Exercise instructions: What lines of the listing below contain the word "methodology"? Copy each of them out.

Data supplied:
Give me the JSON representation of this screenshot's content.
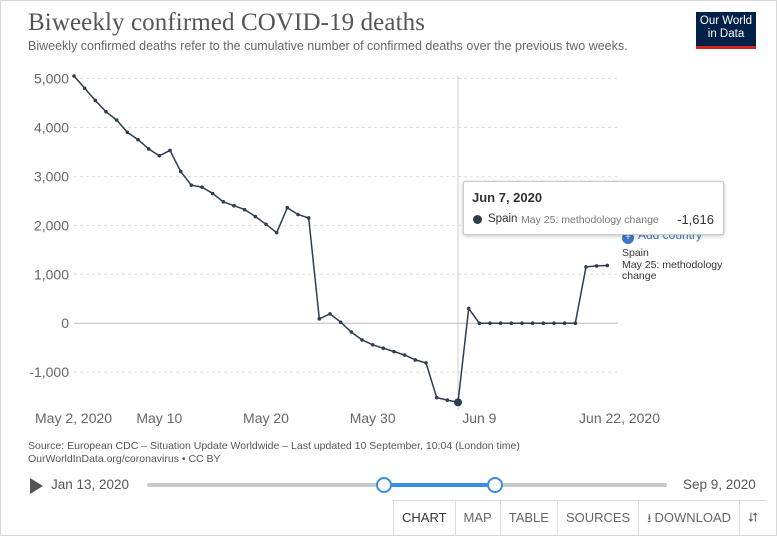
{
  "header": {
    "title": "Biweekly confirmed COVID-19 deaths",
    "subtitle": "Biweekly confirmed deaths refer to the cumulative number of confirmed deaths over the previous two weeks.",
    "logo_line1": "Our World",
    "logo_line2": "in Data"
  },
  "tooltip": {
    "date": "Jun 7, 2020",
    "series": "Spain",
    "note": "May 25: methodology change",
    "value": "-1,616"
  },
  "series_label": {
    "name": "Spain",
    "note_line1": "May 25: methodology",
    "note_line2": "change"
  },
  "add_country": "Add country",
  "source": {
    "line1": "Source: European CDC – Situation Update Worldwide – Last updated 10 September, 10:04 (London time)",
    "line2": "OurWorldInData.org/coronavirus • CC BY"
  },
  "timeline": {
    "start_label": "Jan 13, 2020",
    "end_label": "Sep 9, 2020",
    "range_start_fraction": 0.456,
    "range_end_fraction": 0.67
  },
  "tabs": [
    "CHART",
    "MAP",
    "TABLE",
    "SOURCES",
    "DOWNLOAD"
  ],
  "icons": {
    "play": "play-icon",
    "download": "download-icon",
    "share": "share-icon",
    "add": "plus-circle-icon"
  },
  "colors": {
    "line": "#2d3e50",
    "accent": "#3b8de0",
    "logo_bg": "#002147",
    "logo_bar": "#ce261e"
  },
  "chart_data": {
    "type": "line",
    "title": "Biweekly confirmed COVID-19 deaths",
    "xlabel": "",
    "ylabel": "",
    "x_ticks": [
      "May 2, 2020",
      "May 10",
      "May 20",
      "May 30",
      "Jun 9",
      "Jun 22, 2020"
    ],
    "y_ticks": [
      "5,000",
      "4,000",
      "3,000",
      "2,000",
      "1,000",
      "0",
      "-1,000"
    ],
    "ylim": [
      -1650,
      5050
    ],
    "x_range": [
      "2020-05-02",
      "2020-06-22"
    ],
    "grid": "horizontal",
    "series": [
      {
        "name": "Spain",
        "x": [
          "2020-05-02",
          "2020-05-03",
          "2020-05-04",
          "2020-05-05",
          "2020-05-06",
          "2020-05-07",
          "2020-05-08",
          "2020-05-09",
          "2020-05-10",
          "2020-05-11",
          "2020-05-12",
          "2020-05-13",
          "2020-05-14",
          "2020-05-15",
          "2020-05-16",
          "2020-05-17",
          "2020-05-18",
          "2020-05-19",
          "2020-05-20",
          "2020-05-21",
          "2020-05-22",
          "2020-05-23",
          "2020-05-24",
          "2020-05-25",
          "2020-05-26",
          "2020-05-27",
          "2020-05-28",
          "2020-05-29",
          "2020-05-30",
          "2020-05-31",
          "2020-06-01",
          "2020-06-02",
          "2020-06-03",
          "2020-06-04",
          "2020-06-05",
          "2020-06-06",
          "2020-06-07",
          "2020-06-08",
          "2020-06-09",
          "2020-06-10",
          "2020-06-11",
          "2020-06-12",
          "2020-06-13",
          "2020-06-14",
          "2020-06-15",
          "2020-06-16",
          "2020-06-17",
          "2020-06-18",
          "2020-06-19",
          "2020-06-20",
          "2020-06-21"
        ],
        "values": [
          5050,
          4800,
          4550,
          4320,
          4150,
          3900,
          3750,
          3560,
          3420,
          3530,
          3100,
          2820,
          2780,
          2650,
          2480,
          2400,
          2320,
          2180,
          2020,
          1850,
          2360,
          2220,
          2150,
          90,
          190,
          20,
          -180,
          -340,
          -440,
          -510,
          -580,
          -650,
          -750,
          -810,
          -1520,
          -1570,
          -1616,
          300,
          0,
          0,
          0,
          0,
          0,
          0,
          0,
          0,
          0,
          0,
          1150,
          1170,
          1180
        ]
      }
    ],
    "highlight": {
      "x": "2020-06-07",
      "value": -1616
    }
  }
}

Exercise response:
    "note": "May 25: methodology change",
    "note_line1": "May 25: methodology",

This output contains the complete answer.